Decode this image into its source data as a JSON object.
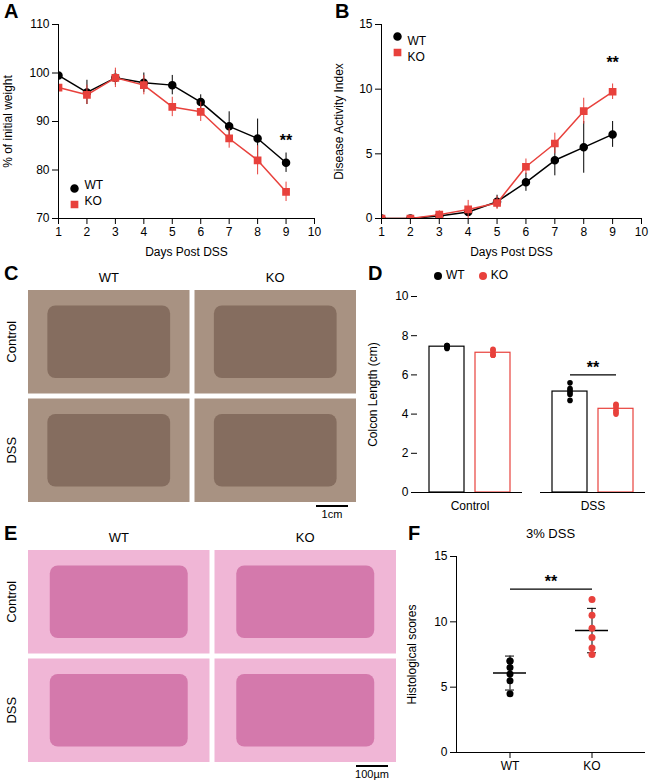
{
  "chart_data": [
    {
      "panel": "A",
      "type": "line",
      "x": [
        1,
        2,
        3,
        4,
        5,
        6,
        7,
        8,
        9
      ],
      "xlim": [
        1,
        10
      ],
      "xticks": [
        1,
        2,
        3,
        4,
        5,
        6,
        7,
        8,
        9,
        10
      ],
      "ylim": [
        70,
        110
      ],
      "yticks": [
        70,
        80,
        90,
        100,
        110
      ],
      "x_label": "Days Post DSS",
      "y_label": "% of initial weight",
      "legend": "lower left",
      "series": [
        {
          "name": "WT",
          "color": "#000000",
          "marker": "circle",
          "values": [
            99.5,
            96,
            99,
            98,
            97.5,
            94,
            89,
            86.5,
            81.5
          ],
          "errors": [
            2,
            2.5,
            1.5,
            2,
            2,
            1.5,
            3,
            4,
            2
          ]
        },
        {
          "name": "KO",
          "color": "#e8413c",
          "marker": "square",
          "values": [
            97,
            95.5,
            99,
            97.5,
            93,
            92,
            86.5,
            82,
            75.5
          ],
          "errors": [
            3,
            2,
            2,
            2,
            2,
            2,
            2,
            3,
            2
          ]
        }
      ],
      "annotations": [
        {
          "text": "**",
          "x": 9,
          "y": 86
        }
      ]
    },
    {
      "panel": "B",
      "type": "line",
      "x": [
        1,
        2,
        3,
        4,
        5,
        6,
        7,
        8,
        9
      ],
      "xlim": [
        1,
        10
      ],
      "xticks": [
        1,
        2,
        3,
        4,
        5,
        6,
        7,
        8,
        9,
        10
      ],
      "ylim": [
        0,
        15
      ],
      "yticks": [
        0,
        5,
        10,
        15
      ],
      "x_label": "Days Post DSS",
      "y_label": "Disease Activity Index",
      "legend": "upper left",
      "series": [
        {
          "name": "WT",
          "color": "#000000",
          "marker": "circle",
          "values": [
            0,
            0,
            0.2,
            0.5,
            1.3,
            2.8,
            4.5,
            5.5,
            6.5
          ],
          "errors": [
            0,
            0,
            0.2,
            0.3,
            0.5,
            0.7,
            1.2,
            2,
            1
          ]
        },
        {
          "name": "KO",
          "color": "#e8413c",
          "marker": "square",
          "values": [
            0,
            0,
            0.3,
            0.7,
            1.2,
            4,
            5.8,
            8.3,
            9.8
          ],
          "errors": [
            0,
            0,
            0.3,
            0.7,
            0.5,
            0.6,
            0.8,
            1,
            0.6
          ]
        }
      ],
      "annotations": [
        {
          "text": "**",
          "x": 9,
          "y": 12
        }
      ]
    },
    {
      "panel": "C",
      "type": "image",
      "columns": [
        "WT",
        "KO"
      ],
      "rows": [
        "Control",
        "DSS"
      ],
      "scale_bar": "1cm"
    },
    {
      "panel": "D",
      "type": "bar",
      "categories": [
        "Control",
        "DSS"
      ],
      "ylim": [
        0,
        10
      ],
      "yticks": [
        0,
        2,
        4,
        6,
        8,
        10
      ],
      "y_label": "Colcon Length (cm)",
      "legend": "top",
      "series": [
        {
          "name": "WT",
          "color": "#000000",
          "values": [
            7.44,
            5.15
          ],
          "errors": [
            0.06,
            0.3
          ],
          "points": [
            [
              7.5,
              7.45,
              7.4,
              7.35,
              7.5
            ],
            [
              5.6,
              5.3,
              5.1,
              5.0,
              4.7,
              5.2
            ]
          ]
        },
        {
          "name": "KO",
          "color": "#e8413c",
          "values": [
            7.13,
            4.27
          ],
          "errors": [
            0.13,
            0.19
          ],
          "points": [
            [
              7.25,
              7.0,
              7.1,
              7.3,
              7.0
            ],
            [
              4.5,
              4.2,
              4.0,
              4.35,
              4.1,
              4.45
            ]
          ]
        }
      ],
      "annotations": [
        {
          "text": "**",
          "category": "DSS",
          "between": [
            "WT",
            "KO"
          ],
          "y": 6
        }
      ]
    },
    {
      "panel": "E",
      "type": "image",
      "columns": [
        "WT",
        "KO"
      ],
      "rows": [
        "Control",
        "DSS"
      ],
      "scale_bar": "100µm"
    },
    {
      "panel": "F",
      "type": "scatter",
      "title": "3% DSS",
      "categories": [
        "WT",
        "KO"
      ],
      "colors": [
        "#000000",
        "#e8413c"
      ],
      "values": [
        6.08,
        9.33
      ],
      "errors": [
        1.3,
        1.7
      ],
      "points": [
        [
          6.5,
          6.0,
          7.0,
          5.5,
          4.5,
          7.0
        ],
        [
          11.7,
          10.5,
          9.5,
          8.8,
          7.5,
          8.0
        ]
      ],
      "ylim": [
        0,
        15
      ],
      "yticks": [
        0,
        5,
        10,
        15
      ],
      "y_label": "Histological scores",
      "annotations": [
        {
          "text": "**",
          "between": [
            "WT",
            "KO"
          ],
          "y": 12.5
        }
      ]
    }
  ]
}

• • • • •

- [Directions for this task]: Restate the full listing verbatim and drop every picture.

- [Task solution]:
Decode this image into its source data as a JSON object.
{
  "chart_data": [
    {
      "panel": "A",
      "type": "line",
      "x": [
        1,
        2,
        3,
        4,
        5,
        6,
        7,
        8,
        9
      ],
      "xlim": [
        1,
        10
      ],
      "xticks": [
        1,
        2,
        3,
        4,
        5,
        6,
        7,
        8,
        9,
        10
      ],
      "ylim": [
        70,
        110
      ],
      "yticks": [
        70,
        80,
        90,
        100,
        110
      ],
      "x_label": "Days Post DSS",
      "y_label": "% of initial weight",
      "legend": "lower left",
      "series": [
        {
          "name": "WT",
          "color": "#000000",
          "marker": "circle",
          "values": [
            99.5,
            96,
            99,
            98,
            97.5,
            94,
            89,
            86.5,
            81.5
          ],
          "errors": [
            2,
            2.5,
            1.5,
            2,
            2,
            1.5,
            3,
            4,
            2
          ]
        },
        {
          "name": "KO",
          "color": "#e8413c",
          "marker": "square",
          "values": [
            97,
            95.5,
            99,
            97.5,
            93,
            92,
            86.5,
            82,
            75.5
          ],
          "errors": [
            3,
            2,
            2,
            2,
            2,
            2,
            2,
            3,
            2
          ]
        }
      ],
      "annotations": [
        {
          "text": "**",
          "x": 9,
          "y": 86
        }
      ]
    },
    {
      "panel": "B",
      "type": "line",
      "x": [
        1,
        2,
        3,
        4,
        5,
        6,
        7,
        8,
        9
      ],
      "xlim": [
        1,
        10
      ],
      "xticks": [
        1,
        2,
        3,
        4,
        5,
        6,
        7,
        8,
        9,
        10
      ],
      "ylim": [
        0,
        15
      ],
      "yticks": [
        0,
        5,
        10,
        15
      ],
      "x_label": "Days Post DSS",
      "y_label": "Disease Activity Index",
      "legend": "upper left",
      "series": [
        {
          "name": "WT",
          "color": "#000000",
          "marker": "circle",
          "values": [
            0,
            0,
            0.2,
            0.5,
            1.3,
            2.8,
            4.5,
            5.5,
            6.5
          ],
          "errors": [
            0,
            0,
            0.2,
            0.3,
            0.5,
            0.7,
            1.2,
            2,
            1
          ]
        },
        {
          "name": "KO",
          "color": "#e8413c",
          "marker": "square",
          "values": [
            0,
            0,
            0.3,
            0.7,
            1.2,
            4,
            5.8,
            8.3,
            9.8
          ],
          "errors": [
            0,
            0,
            0.3,
            0.7,
            0.5,
            0.6,
            0.8,
            1,
            0.6
          ]
        }
      ],
      "annotations": [
        {
          "text": "**",
          "x": 9,
          "y": 12
        }
      ]
    },
    {
      "panel": "C",
      "type": "image",
      "columns": [
        "WT",
        "KO"
      ],
      "rows": [
        "Control",
        "DSS"
      ],
      "scale_bar": "1cm"
    },
    {
      "panel": "D",
      "type": "bar",
      "categories": [
        "Control",
        "DSS"
      ],
      "ylim": [
        0,
        10
      ],
      "yticks": [
        0,
        2,
        4,
        6,
        8,
        10
      ],
      "y_label": "Colcon Length (cm)",
      "legend": "top",
      "series": [
        {
          "name": "WT",
          "color": "#000000",
          "values": [
            7.44,
            5.15
          ],
          "errors": [
            0.06,
            0.3
          ],
          "points": [
            [
              7.5,
              7.45,
              7.4,
              7.35,
              7.5
            ],
            [
              5.6,
              5.3,
              5.1,
              5.0,
              4.7,
              5.2
            ]
          ]
        },
        {
          "name": "KO",
          "color": "#e8413c",
          "values": [
            7.13,
            4.27
          ],
          "errors": [
            0.13,
            0.19
          ],
          "points": [
            [
              7.25,
              7.0,
              7.1,
              7.3,
              7.0
            ],
            [
              4.5,
              4.2,
              4.0,
              4.35,
              4.1,
              4.45
            ]
          ]
        }
      ],
      "annotations": [
        {
          "text": "**",
          "category": "DSS",
          "between": [
            "WT",
            "KO"
          ],
          "y": 6
        }
      ]
    },
    {
      "panel": "E",
      "type": "image",
      "columns": [
        "WT",
        "KO"
      ],
      "rows": [
        "Control",
        "DSS"
      ],
      "scale_bar": "100µm"
    },
    {
      "panel": "F",
      "type": "scatter",
      "title": "3% DSS",
      "categories": [
        "WT",
        "KO"
      ],
      "colors": [
        "#000000",
        "#e8413c"
      ],
      "values": [
        6.08,
        9.33
      ],
      "errors": [
        1.3,
        1.7
      ],
      "points": [
        [
          6.5,
          6.0,
          7.0,
          5.5,
          4.5,
          7.0
        ],
        [
          11.7,
          10.5,
          9.5,
          8.8,
          7.5,
          8.0
        ]
      ],
      "ylim": [
        0,
        15
      ],
      "yticks": [
        0,
        5,
        10,
        15
      ],
      "y_label": "Histological scores",
      "annotations": [
        {
          "text": "**",
          "between": [
            "WT",
            "KO"
          ],
          "y": 12.5
        }
      ]
    }
  ]
}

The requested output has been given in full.